### Supplied material
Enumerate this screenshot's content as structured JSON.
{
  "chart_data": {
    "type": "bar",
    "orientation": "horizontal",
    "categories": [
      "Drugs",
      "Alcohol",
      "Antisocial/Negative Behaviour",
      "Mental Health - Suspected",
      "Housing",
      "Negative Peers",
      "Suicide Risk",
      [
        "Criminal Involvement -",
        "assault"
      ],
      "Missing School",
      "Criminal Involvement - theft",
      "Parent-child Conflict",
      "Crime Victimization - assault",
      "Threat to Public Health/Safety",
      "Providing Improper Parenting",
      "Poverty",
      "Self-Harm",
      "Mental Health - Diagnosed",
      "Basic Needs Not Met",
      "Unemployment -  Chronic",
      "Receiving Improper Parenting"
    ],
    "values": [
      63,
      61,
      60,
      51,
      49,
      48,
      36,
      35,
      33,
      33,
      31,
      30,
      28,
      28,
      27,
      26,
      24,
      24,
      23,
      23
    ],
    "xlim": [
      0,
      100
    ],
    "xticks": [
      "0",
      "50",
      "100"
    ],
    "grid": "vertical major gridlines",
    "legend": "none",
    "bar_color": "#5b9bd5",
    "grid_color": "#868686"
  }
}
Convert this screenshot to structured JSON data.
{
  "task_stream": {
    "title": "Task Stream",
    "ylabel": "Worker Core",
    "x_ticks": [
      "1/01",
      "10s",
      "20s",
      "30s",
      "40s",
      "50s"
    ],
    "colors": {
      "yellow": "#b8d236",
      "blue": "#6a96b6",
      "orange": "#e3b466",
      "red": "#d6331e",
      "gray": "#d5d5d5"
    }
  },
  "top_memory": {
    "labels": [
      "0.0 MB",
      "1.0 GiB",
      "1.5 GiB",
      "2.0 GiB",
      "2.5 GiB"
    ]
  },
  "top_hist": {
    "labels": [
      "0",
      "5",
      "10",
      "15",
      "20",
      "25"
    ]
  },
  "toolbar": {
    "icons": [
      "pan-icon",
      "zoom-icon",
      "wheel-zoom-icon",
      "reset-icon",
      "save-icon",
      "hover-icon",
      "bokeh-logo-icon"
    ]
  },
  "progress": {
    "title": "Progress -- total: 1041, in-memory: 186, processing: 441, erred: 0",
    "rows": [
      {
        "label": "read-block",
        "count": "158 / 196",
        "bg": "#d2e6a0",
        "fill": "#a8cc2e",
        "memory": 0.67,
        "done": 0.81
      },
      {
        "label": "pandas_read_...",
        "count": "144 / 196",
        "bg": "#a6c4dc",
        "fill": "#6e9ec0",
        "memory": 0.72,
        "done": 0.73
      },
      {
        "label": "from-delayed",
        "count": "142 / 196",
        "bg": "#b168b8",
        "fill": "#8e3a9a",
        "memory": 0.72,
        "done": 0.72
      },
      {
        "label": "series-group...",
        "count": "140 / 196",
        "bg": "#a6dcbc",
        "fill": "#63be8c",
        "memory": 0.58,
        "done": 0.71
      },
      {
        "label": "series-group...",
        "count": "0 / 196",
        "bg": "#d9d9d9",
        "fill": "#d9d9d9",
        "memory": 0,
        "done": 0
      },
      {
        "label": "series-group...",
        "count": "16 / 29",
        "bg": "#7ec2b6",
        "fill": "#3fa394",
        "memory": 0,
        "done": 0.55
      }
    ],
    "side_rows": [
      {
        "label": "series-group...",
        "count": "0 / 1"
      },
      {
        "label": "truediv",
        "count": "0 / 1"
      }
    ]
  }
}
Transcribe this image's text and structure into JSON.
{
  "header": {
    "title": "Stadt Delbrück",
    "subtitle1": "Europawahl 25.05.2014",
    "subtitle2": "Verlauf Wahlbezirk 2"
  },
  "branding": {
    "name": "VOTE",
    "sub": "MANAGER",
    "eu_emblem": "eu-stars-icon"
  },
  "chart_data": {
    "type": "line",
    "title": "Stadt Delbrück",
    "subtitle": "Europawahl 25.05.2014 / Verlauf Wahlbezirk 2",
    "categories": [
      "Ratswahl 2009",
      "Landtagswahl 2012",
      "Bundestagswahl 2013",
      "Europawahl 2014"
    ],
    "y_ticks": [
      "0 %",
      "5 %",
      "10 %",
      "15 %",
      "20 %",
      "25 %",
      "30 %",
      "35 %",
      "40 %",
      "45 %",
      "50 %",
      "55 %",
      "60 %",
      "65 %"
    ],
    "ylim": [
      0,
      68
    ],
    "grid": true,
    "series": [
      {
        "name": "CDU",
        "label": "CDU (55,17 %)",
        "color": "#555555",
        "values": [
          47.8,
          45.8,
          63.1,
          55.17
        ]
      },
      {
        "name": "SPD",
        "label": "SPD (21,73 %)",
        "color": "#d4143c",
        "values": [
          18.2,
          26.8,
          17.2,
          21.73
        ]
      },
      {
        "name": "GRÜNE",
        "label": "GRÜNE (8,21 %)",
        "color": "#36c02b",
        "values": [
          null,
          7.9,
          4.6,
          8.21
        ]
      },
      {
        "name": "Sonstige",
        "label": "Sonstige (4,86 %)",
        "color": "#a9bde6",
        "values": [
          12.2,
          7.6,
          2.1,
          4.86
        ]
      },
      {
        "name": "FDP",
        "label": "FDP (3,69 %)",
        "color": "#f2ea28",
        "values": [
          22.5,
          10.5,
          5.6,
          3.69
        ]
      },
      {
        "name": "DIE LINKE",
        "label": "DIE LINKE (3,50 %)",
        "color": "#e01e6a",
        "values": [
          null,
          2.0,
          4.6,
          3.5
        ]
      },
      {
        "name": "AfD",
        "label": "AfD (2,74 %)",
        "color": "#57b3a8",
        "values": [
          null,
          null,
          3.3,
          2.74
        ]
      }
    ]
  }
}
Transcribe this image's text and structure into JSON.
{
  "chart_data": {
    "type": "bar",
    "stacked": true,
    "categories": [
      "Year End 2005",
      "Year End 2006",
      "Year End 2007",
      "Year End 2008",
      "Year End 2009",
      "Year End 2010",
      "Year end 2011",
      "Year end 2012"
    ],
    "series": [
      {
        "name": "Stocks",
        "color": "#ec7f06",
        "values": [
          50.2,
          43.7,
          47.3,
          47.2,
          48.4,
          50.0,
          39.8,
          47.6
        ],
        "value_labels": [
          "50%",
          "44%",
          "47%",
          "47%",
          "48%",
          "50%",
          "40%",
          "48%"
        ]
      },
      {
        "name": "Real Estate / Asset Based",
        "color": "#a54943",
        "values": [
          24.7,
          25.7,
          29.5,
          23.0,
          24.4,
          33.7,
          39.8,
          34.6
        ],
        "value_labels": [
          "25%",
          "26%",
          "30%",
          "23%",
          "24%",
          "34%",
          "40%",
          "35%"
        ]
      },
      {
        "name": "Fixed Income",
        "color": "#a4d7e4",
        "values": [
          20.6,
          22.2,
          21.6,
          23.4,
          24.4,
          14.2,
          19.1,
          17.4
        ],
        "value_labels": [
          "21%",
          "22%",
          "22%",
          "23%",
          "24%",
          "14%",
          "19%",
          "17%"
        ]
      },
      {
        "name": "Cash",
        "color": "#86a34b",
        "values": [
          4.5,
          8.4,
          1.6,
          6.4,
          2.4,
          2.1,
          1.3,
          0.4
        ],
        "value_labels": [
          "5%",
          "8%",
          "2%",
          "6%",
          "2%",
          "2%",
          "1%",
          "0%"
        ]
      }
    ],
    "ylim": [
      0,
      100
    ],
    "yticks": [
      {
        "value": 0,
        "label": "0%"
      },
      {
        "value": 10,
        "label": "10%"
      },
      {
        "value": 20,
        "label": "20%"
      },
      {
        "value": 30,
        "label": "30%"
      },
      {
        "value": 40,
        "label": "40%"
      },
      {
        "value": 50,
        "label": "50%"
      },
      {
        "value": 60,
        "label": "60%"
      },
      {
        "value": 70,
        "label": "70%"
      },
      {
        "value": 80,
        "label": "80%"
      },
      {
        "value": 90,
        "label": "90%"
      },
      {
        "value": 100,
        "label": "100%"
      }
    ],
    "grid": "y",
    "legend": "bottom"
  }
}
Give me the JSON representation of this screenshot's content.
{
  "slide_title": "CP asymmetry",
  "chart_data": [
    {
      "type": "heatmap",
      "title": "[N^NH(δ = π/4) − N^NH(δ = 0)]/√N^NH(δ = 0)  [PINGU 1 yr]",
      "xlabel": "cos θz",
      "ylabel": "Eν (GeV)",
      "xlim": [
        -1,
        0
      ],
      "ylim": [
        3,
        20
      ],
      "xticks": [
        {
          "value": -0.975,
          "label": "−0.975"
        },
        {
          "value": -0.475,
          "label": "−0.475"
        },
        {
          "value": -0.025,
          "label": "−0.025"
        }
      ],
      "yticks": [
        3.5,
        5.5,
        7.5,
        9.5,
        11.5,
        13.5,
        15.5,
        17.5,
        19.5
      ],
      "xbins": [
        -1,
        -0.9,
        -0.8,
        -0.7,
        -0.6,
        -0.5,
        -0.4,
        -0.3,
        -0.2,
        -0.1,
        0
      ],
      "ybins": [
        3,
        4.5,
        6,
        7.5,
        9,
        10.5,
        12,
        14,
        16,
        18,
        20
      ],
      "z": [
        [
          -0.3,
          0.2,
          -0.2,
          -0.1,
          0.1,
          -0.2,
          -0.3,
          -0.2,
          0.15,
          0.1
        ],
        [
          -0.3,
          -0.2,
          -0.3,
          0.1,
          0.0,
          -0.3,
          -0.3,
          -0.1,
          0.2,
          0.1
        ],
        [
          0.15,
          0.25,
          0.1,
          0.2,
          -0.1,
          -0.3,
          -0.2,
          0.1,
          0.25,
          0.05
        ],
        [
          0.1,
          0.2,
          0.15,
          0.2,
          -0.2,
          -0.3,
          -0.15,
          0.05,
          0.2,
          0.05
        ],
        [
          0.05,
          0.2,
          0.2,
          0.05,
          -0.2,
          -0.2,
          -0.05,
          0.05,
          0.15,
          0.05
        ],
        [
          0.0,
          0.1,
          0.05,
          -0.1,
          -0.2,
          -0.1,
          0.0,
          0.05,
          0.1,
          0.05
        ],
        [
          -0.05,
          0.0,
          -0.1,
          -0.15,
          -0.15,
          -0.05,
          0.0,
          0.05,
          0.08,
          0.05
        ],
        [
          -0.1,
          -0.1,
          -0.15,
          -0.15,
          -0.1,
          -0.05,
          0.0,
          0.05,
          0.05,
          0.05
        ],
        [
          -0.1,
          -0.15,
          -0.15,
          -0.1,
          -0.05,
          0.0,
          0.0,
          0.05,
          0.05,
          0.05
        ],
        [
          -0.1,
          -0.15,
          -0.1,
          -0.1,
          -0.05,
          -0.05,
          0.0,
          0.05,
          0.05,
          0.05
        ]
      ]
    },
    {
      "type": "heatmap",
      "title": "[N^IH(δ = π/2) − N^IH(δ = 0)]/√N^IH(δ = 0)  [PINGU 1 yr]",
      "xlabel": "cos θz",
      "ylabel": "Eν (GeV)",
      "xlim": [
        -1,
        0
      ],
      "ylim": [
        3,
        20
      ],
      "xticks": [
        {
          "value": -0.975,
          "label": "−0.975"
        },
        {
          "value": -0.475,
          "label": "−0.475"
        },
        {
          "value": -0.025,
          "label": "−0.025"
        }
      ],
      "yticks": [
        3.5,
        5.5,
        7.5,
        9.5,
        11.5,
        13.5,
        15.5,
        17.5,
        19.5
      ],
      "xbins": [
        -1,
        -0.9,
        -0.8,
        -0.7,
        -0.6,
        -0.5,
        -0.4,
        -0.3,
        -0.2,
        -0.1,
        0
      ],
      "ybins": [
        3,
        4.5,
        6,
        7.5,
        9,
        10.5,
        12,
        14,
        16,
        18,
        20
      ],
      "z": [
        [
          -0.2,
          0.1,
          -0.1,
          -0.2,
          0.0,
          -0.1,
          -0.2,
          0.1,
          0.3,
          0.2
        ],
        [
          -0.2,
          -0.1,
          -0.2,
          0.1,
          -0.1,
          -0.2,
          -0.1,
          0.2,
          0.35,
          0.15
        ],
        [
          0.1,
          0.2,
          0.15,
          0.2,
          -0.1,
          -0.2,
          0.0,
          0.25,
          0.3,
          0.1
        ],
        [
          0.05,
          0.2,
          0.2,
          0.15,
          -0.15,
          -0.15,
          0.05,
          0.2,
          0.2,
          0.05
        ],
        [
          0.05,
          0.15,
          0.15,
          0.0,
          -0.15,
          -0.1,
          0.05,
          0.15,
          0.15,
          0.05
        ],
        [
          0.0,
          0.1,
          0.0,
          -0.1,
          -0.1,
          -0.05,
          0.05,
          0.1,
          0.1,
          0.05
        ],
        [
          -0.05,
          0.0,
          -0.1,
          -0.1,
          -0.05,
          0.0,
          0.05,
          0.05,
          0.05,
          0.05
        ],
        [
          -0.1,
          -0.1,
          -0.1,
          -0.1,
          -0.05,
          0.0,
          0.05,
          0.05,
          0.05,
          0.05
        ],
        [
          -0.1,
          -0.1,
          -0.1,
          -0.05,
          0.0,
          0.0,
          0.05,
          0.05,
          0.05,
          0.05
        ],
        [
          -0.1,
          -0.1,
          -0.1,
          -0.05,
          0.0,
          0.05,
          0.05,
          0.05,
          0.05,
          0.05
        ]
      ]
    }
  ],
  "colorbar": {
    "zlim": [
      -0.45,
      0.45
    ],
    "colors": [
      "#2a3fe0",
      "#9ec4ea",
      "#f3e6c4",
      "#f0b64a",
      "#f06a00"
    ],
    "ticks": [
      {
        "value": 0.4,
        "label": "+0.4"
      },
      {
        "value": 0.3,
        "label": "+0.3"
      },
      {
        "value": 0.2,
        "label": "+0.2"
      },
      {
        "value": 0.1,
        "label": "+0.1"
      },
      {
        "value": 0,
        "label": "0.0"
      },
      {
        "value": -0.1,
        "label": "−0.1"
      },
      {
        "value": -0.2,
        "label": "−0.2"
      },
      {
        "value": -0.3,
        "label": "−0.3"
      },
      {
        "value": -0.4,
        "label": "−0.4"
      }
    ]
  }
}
######
**Problem description**
Go through the entries above and pull out each line with "structured" in it.

**Result for this task**
Enumerate this screenshot's content as structured JSON.
Convert this screenshot to structured JSON data.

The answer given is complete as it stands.